All of the data should be output character for character, except the pictures.

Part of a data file
• • • • •

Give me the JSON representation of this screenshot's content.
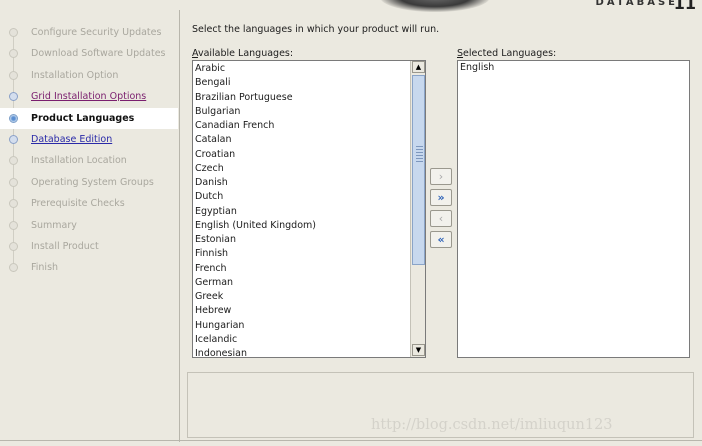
{
  "header": {
    "logo_text": "DATABASE",
    "logo_mark": "11"
  },
  "sidebar": {
    "steps": [
      {
        "label": "Configure Security Updates",
        "state": "disabled"
      },
      {
        "label": "Download Software Updates",
        "state": "disabled"
      },
      {
        "label": "Installation Option",
        "state": "disabled"
      },
      {
        "label": "Grid Installation Options",
        "state": "visited"
      },
      {
        "label": "Product Languages",
        "state": "current"
      },
      {
        "label": "Database Edition",
        "state": "link"
      },
      {
        "label": "Installation Location",
        "state": "disabled"
      },
      {
        "label": "Operating System Groups",
        "state": "disabled"
      },
      {
        "label": "Prerequisite Checks",
        "state": "disabled"
      },
      {
        "label": "Summary",
        "state": "disabled"
      },
      {
        "label": "Install Product",
        "state": "disabled"
      },
      {
        "label": "Finish",
        "state": "disabled"
      }
    ]
  },
  "main": {
    "instruction": "Select the languages in which your product will run.",
    "available_label_mnemonic": "A",
    "available_label_rest": "vailable Languages:",
    "selected_label_mnemonic": "S",
    "selected_label_rest": "elected Languages:",
    "available_languages": [
      "Arabic",
      "Bengali",
      "Brazilian Portuguese",
      "Bulgarian",
      "Canadian French",
      "Catalan",
      "Croatian",
      "Czech",
      "Danish",
      "Dutch",
      "Egyptian",
      "English (United Kingdom)",
      "Estonian",
      "Finnish",
      "French",
      "German",
      "Greek",
      "Hebrew",
      "Hungarian",
      "Icelandic",
      "Indonesian"
    ],
    "selected_languages": [
      "English"
    ],
    "buttons": {
      "add": "›",
      "add_all": "»",
      "remove": "‹",
      "remove_all": "«"
    }
  },
  "watermark": "http://blog.csdn.net/imliuqun123",
  "colors": {
    "background": "#ebe9e0",
    "link": "#2a2aa8",
    "visited": "#7a1e6e",
    "accent_button": "#2f63b8"
  }
}
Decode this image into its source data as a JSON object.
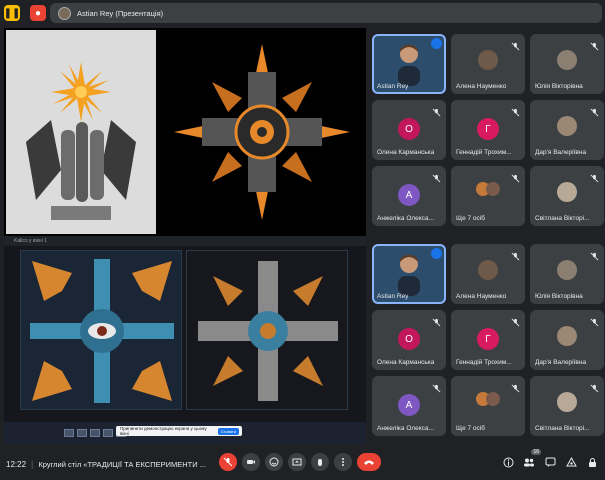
{
  "header": {
    "presenter_label": "Astian Rey (Презентація)"
  },
  "screen_share": {
    "window_title": "Kalico у вікні 1",
    "notification_text": "Припинити демонстрацію екрана у цьому вікні",
    "notification_button": "Сховати"
  },
  "participants": [
    {
      "name": "Astian Rey",
      "type": "video",
      "speaking": true
    },
    {
      "name": "Алена Науменко",
      "type": "photo",
      "color": "#6d5a48"
    },
    {
      "name": "Юлія Вікторівна",
      "type": "photo",
      "color": "#8a7f70"
    },
    {
      "name": "Олена Карманська",
      "type": "letter",
      "letter": "О",
      "color": "#c2185b"
    },
    {
      "name": "Геннадій Трохим...",
      "type": "letter",
      "letter": "Г",
      "color": "#d81b60"
    },
    {
      "name": "Дар'я Валеріївна",
      "type": "photo",
      "color": "#9a8774"
    },
    {
      "name": "Анжеліка Олекса...",
      "type": "letter",
      "letter": "А",
      "color": "#7e57c2"
    },
    {
      "name": "Ще 7 осіб",
      "type": "more"
    },
    {
      "name": "Світлана Вікторі...",
      "type": "photo",
      "color": "#b7a996"
    }
  ],
  "participants_repeat": [
    {
      "name": "Astian Rey"
    },
    {
      "name": "Алена Науменко"
    },
    {
      "name": "Юлія Вікторівна"
    },
    {
      "name": "Олена Карманська",
      "letter": "О"
    },
    {
      "name": "Геннадій Трохим...",
      "letter": "Г"
    },
    {
      "name": "Дар'я Валеріївна"
    },
    {
      "name": "Анжеліка Олекса...",
      "letter": "А"
    },
    {
      "name": "Ще 7 осіб"
    },
    {
      "name": "Світлана Вікторі..."
    }
  ],
  "footer": {
    "time": "12:22",
    "meeting_title": "Круглий стіл «ТРАДИЦІЇ ТА ЕКСПЕРИМЕНТИ ...",
    "participants_count": "16"
  },
  "colors": {
    "background": "#202124",
    "tile": "#3c4043",
    "accent": "#8ab4f8",
    "danger": "#ea4335"
  },
  "icons": [
    "mic-off-icon",
    "camera-icon",
    "emoji-icon",
    "present-icon",
    "hand-icon",
    "more-icon",
    "end-call-icon",
    "info-icon",
    "people-icon",
    "chat-icon",
    "activities-icon",
    "lock-icon"
  ]
}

• • • • •

** Answer for this exercise **
Give me the JSON representation of this screenshot's content.
{
  "header": {
    "logo_text": "DATABASE",
    "logo_mark": "11"
  },
  "sidebar": {
    "steps": [
      {
        "label": "Configure Security Updates",
        "state": "disabled"
      },
      {
        "label": "Download Software Updates",
        "state": "disabled"
      },
      {
        "label": "Installation Option",
        "state": "disabled"
      },
      {
        "label": "Grid Installation Options",
        "state": "visited"
      },
      {
        "label": "Product Languages",
        "state": "current"
      },
      {
        "label": "Database Edition",
        "state": "link"
      },
      {
        "label": "Installation Location",
        "state": "disabled"
      },
      {
        "label": "Operating System Groups",
        "state": "disabled"
      },
      {
        "label": "Prerequisite Checks",
        "state": "disabled"
      },
      {
        "label": "Summary",
        "state": "disabled"
      },
      {
        "label": "Install Product",
        "state": "disabled"
      },
      {
        "label": "Finish",
        "state": "disabled"
      }
    ]
  },
  "main": {
    "instruction": "Select the languages in which your product will run.",
    "available_label_mnemonic": "A",
    "available_label_rest": "vailable Languages:",
    "selected_label_mnemonic": "S",
    "selected_label_rest": "elected Languages:",
    "available_languages": [
      "Arabic",
      "Bengali",
      "Brazilian Portuguese",
      "Bulgarian",
      "Canadian French",
      "Catalan",
      "Croatian",
      "Czech",
      "Danish",
      "Dutch",
      "Egyptian",
      "English (United Kingdom)",
      "Estonian",
      "Finnish",
      "French",
      "German",
      "Greek",
      "Hebrew",
      "Hungarian",
      "Icelandic",
      "Indonesian"
    ],
    "selected_languages": [
      "English"
    ],
    "buttons": {
      "add": "›",
      "add_all": "»",
      "remove": "‹",
      "remove_all": "«"
    }
  },
  "watermark": "http://blog.csdn.net/imliuqun123",
  "colors": {
    "background": "#ebe9e0",
    "link": "#2a2aa8",
    "visited": "#7a1e6e",
    "accent_button": "#2f63b8"
  }
}
Decode this image into its source data as a JSON object.
{
  "header": {
    "presenter_label": "Astian Rey (Презентація)"
  },
  "screen_share": {
    "window_title": "Kalico у вікні 1",
    "notification_text": "Припинити демонстрацію екрана у цьому вікні",
    "notification_button": "Сховати"
  },
  "participants": [
    {
      "name": "Astian Rey",
      "type": "video",
      "speaking": true
    },
    {
      "name": "Алена Науменко",
      "type": "photo",
      "color": "#6d5a48"
    },
    {
      "name": "Юлія Вікторівна",
      "type": "photo",
      "color": "#8a7f70"
    },
    {
      "name": "Олена Карманська",
      "type": "letter",
      "letter": "О",
      "color": "#c2185b"
    },
    {
      "name": "Геннадій Трохим...",
      "type": "letter",
      "letter": "Г",
      "color": "#d81b60"
    },
    {
      "name": "Дар'я Валеріївна",
      "type": "photo",
      "color": "#9a8774"
    },
    {
      "name": "Анжеліка Олекса...",
      "type": "letter",
      "letter": "А",
      "color": "#7e57c2"
    },
    {
      "name": "Ще 7 осіб",
      "type": "more"
    },
    {
      "name": "Світлана Вікторі...",
      "type": "photo",
      "color": "#b7a996"
    }
  ],
  "participants_repeat": [
    {
      "name": "Astian Rey"
    },
    {
      "name": "Алена Науменко"
    },
    {
      "name": "Юлія Вікторівна"
    },
    {
      "name": "Олена Карманська",
      "letter": "О"
    },
    {
      "name": "Геннадій Трохим...",
      "letter": "Г"
    },
    {
      "name": "Дар'я Валеріївна"
    },
    {
      "name": "Анжеліка Олекса...",
      "letter": "А"
    },
    {
      "name": "Ще 7 осіб"
    },
    {
      "name": "Світлана Вікторі..."
    }
  ],
  "footer": {
    "time": "12:22",
    "meeting_title": "Круглий стіл «ТРАДИЦІЇ ТА ЕКСПЕРИМЕНТИ ...",
    "participants_count": "16"
  },
  "colors": {
    "background": "#202124",
    "tile": "#3c4043",
    "accent": "#8ab4f8",
    "danger": "#ea4335"
  },
  "icons": [
    "mic-off-icon",
    "camera-icon",
    "emoji-icon",
    "present-icon",
    "hand-icon",
    "more-icon",
    "end-call-icon",
    "info-icon",
    "people-icon",
    "chat-icon",
    "activities-icon",
    "lock-icon"
  ]
}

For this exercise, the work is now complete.